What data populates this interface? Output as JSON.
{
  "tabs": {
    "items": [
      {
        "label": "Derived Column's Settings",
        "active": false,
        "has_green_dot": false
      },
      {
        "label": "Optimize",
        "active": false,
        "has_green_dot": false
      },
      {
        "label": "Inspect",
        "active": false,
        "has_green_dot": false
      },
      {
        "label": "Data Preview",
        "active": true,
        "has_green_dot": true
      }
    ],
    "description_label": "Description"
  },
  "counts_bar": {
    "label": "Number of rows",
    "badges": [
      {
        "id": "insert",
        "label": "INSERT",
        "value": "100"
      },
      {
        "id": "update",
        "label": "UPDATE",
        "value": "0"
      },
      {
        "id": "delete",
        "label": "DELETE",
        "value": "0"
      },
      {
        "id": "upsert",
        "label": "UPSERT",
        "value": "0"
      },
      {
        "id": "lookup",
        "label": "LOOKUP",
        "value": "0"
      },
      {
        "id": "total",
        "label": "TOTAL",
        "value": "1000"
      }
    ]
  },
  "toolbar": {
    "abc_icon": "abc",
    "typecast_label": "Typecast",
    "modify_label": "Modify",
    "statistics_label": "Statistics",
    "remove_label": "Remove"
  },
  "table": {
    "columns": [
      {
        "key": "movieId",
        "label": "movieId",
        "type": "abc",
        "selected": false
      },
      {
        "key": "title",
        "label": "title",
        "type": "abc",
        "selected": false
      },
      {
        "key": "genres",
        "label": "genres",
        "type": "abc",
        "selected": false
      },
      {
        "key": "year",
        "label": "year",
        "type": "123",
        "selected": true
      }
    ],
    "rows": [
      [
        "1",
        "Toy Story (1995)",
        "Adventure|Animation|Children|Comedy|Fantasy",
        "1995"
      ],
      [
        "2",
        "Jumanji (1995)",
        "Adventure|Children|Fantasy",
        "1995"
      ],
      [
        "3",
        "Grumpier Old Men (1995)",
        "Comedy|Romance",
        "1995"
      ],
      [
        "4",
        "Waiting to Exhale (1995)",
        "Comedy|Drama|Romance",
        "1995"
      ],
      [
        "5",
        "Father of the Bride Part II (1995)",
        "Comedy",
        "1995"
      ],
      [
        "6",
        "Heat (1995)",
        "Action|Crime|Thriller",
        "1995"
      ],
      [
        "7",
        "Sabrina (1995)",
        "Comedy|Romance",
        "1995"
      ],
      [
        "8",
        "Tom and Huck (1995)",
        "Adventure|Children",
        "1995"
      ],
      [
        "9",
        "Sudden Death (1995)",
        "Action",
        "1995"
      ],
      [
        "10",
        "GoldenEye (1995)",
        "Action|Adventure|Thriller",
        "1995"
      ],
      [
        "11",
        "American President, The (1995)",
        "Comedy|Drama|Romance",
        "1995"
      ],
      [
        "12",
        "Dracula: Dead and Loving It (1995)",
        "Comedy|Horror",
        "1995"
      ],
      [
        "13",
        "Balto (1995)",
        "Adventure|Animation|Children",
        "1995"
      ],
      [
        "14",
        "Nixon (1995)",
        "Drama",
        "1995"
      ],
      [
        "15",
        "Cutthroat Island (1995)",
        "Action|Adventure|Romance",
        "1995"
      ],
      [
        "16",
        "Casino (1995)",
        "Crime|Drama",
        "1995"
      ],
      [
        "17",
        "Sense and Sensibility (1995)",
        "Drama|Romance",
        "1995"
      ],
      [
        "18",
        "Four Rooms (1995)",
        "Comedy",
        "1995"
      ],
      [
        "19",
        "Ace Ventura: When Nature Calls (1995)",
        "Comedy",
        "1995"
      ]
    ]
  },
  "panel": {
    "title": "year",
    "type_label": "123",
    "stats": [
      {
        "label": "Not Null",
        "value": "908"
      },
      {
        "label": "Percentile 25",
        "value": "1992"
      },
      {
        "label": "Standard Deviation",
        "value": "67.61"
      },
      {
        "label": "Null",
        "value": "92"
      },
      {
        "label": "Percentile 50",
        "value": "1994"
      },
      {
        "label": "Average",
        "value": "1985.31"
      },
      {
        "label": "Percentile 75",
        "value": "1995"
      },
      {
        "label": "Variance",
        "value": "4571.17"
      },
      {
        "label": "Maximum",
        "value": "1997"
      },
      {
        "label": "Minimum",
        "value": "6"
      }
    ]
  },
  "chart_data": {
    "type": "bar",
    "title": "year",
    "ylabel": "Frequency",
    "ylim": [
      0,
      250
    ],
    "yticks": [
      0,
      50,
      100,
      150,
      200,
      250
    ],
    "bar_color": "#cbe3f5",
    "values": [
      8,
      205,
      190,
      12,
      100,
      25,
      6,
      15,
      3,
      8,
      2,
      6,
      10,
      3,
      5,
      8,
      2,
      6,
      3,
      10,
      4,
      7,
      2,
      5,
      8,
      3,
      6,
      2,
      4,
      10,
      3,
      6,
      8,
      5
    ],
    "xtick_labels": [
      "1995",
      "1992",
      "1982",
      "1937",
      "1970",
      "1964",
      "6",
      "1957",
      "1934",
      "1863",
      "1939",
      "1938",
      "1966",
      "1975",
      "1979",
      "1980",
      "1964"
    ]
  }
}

EXERCISE PROMPT. Every entry needs to be retyped exactly.

TASK OUTPUT.
What data populates this interface? Output as JSON.
{
  "tabs": {
    "items": [
      {
        "label": "Derived Column's Settings",
        "active": false,
        "has_green_dot": false
      },
      {
        "label": "Optimize",
        "active": false,
        "has_green_dot": false
      },
      {
        "label": "Inspect",
        "active": false,
        "has_green_dot": false
      },
      {
        "label": "Data Preview",
        "active": true,
        "has_green_dot": true
      }
    ],
    "description_label": "Description"
  },
  "counts_bar": {
    "label": "Number of rows",
    "badges": [
      {
        "id": "insert",
        "label": "INSERT",
        "value": "100"
      },
      {
        "id": "update",
        "label": "UPDATE",
        "value": "0"
      },
      {
        "id": "delete",
        "label": "DELETE",
        "value": "0"
      },
      {
        "id": "upsert",
        "label": "UPSERT",
        "value": "0"
      },
      {
        "id": "lookup",
        "label": "LOOKUP",
        "value": "0"
      },
      {
        "id": "total",
        "label": "TOTAL",
        "value": "1000"
      }
    ]
  },
  "toolbar": {
    "abc_icon": "abc",
    "typecast_label": "Typecast",
    "modify_label": "Modify",
    "statistics_label": "Statistics",
    "remove_label": "Remove"
  },
  "table": {
    "columns": [
      {
        "key": "movieId",
        "label": "movieId",
        "type": "abc",
        "selected": false
      },
      {
        "key": "title",
        "label": "title",
        "type": "abc",
        "selected": false
      },
      {
        "key": "genres",
        "label": "genres",
        "type": "abc",
        "selected": false
      },
      {
        "key": "year",
        "label": "year",
        "type": "123",
        "selected": true
      }
    ],
    "rows": [
      [
        "1",
        "Toy Story (1995)",
        "Adventure|Animation|Children|Comedy|Fantasy",
        "1995"
      ],
      [
        "2",
        "Jumanji (1995)",
        "Adventure|Children|Fantasy",
        "1995"
      ],
      [
        "3",
        "Grumpier Old Men (1995)",
        "Comedy|Romance",
        "1995"
      ],
      [
        "4",
        "Waiting to Exhale (1995)",
        "Comedy|Drama|Romance",
        "1995"
      ],
      [
        "5",
        "Father of the Bride Part II (1995)",
        "Comedy",
        "1995"
      ],
      [
        "6",
        "Heat (1995)",
        "Action|Crime|Thriller",
        "1995"
      ],
      [
        "7",
        "Sabrina (1995)",
        "Comedy|Romance",
        "1995"
      ],
      [
        "8",
        "Tom and Huck (1995)",
        "Adventure|Children",
        "1995"
      ],
      [
        "9",
        "Sudden Death (1995)",
        "Action",
        "1995"
      ],
      [
        "10",
        "GoldenEye (1995)",
        "Action|Adventure|Thriller",
        "1995"
      ],
      [
        "11",
        "American President, The (1995)",
        "Comedy|Drama|Romance",
        "1995"
      ],
      [
        "12",
        "Dracula: Dead and Loving It (1995)",
        "Comedy|Horror",
        "1995"
      ],
      [
        "13",
        "Balto (1995)",
        "Adventure|Animation|Children",
        "1995"
      ],
      [
        "14",
        "Nixon (1995)",
        "Drama",
        "1995"
      ],
      [
        "15",
        "Cutthroat Island (1995)",
        "Action|Adventure|Romance",
        "1995"
      ],
      [
        "16",
        "Casino (1995)",
        "Crime|Drama",
        "1995"
      ],
      [
        "17",
        "Sense and Sensibility (1995)",
        "Drama|Romance",
        "1995"
      ],
      [
        "18",
        "Four Rooms (1995)",
        "Comedy",
        "1995"
      ],
      [
        "19",
        "Ace Ventura: When Nature Calls (1995)",
        "Comedy",
        "1995"
      ]
    ]
  },
  "panel": {
    "title": "year",
    "type_label": "123",
    "stats": [
      {
        "label": "Not Null",
        "value": "908"
      },
      {
        "label": "Percentile 25",
        "value": "1992"
      },
      {
        "label": "Standard Deviation",
        "value": "67.61"
      },
      {
        "label": "Null",
        "value": "92"
      },
      {
        "label": "Percentile 50",
        "value": "1994"
      },
      {
        "label": "Average",
        "value": "1985.31"
      },
      {
        "label": "Percentile 75",
        "value": "1995"
      },
      {
        "label": "Variance",
        "value": "4571.17"
      },
      {
        "label": "Maximum",
        "value": "1997"
      },
      {
        "label": "Minimum",
        "value": "6"
      }
    ]
  },
  "chart_data": {
    "type": "bar",
    "title": "year",
    "ylabel": "Frequency",
    "ylim": [
      0,
      250
    ],
    "yticks": [
      0,
      50,
      100,
      150,
      200,
      250
    ],
    "bar_color": "#cbe3f5",
    "values": [
      8,
      205,
      190,
      12,
      100,
      25,
      6,
      15,
      3,
      8,
      2,
      6,
      10,
      3,
      5,
      8,
      2,
      6,
      3,
      10,
      4,
      7,
      2,
      5,
      8,
      3,
      6,
      2,
      4,
      10,
      3,
      6,
      8,
      5
    ],
    "xtick_labels": [
      "1995",
      "1992",
      "1982",
      "1937",
      "1970",
      "1964",
      "6",
      "1957",
      "1934",
      "1863",
      "1939",
      "1938",
      "1966",
      "1975",
      "1979",
      "1980",
      "1964"
    ]
  }
}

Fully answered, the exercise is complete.